**EXTRACTED INFORMATION**
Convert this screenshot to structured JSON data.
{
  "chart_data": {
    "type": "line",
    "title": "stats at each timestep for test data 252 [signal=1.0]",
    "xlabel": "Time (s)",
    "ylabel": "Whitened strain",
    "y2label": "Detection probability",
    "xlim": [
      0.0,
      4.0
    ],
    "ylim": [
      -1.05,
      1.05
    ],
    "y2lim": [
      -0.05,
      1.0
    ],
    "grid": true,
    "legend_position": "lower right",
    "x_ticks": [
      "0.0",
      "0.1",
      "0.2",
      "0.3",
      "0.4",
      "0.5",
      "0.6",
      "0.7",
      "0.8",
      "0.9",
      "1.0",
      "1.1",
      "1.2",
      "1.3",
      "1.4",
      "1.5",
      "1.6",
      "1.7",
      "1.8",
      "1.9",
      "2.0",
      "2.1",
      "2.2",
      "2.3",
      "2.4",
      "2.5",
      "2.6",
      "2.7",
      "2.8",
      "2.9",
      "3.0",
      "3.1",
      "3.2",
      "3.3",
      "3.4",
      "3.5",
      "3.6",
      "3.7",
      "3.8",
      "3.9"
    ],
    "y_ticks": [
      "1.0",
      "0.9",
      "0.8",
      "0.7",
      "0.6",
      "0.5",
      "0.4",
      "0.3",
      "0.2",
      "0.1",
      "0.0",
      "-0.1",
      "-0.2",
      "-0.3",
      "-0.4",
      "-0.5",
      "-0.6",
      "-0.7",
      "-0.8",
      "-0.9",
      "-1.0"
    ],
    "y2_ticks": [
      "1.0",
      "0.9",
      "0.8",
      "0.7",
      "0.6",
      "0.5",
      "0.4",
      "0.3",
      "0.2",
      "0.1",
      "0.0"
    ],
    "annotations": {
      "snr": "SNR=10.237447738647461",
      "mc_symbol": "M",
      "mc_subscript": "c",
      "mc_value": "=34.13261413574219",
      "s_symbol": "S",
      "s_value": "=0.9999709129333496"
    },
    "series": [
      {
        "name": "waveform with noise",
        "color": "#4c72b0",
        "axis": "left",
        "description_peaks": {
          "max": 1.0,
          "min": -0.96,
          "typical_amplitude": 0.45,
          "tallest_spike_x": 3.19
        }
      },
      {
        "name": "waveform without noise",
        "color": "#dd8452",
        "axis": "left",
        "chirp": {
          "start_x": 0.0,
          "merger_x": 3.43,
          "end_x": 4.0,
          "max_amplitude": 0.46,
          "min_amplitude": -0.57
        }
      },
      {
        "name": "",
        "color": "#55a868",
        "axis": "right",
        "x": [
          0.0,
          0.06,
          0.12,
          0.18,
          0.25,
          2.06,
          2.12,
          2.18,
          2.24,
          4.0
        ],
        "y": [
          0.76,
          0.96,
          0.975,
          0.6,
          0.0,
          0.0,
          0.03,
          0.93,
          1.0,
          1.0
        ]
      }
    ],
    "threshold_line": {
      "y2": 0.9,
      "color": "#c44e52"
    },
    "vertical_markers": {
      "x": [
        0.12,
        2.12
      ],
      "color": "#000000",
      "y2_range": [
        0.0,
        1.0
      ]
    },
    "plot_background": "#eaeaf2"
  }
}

**WHAT IS ASKED**
Quote the data in full, keeping each word unchanged.

**FULL OUTPUT**
Convert this screenshot to structured JSON data.
{
  "chart_data": {
    "type": "line",
    "title": "stats at each timestep for test data 252 [signal=1.0]",
    "xlabel": "Time (s)",
    "ylabel": "Whitened strain",
    "y2label": "Detection probability",
    "xlim": [
      0.0,
      4.0
    ],
    "ylim": [
      -1.05,
      1.05
    ],
    "y2lim": [
      -0.05,
      1.0
    ],
    "grid": true,
    "legend_position": "lower right",
    "x_ticks": [
      "0.0",
      "0.1",
      "0.2",
      "0.3",
      "0.4",
      "0.5",
      "0.6",
      "0.7",
      "0.8",
      "0.9",
      "1.0",
      "1.1",
      "1.2",
      "1.3",
      "1.4",
      "1.5",
      "1.6",
      "1.7",
      "1.8",
      "1.9",
      "2.0",
      "2.1",
      "2.2",
      "2.3",
      "2.4",
      "2.5",
      "2.6",
      "2.7",
      "2.8",
      "2.9",
      "3.0",
      "3.1",
      "3.2",
      "3.3",
      "3.4",
      "3.5",
      "3.6",
      "3.7",
      "3.8",
      "3.9"
    ],
    "y_ticks": [
      "1.0",
      "0.9",
      "0.8",
      "0.7",
      "0.6",
      "0.5",
      "0.4",
      "0.3",
      "0.2",
      "0.1",
      "0.0",
      "-0.1",
      "-0.2",
      "-0.3",
      "-0.4",
      "-0.5",
      "-0.6",
      "-0.7",
      "-0.8",
      "-0.9",
      "-1.0"
    ],
    "y2_ticks": [
      "1.0",
      "0.9",
      "0.8",
      "0.7",
      "0.6",
      "0.5",
      "0.4",
      "0.3",
      "0.2",
      "0.1",
      "0.0"
    ],
    "annotations": {
      "snr": "SNR=10.237447738647461",
      "mc_symbol": "M",
      "mc_subscript": "c",
      "mc_value": "=34.13261413574219",
      "s_symbol": "S",
      "s_value": "=0.9999709129333496"
    },
    "series": [
      {
        "name": "waveform with noise",
        "color": "#4c72b0",
        "axis": "left",
        "description_peaks": {
          "max": 1.0,
          "min": -0.96,
          "typical_amplitude": 0.45,
          "tallest_spike_x": 3.19
        }
      },
      {
        "name": "waveform without noise",
        "color": "#dd8452",
        "axis": "left",
        "chirp": {
          "start_x": 0.0,
          "merger_x": 3.43,
          "end_x": 4.0,
          "max_amplitude": 0.46,
          "min_amplitude": -0.57
        }
      },
      {
        "name": "",
        "color": "#55a868",
        "axis": "right",
        "x": [
          0.0,
          0.06,
          0.12,
          0.18,
          0.25,
          2.06,
          2.12,
          2.18,
          2.24,
          4.0
        ],
        "y": [
          0.76,
          0.96,
          0.975,
          0.6,
          0.0,
          0.0,
          0.03,
          0.93,
          1.0,
          1.0
        ]
      }
    ],
    "threshold_line": {
      "y2": 0.9,
      "color": "#c44e52"
    },
    "vertical_markers": {
      "x": [
        0.12,
        2.12
      ],
      "color": "#000000",
      "y2_range": [
        0.0,
        1.0
      ]
    },
    "plot_background": "#eaeaf2"
  }
}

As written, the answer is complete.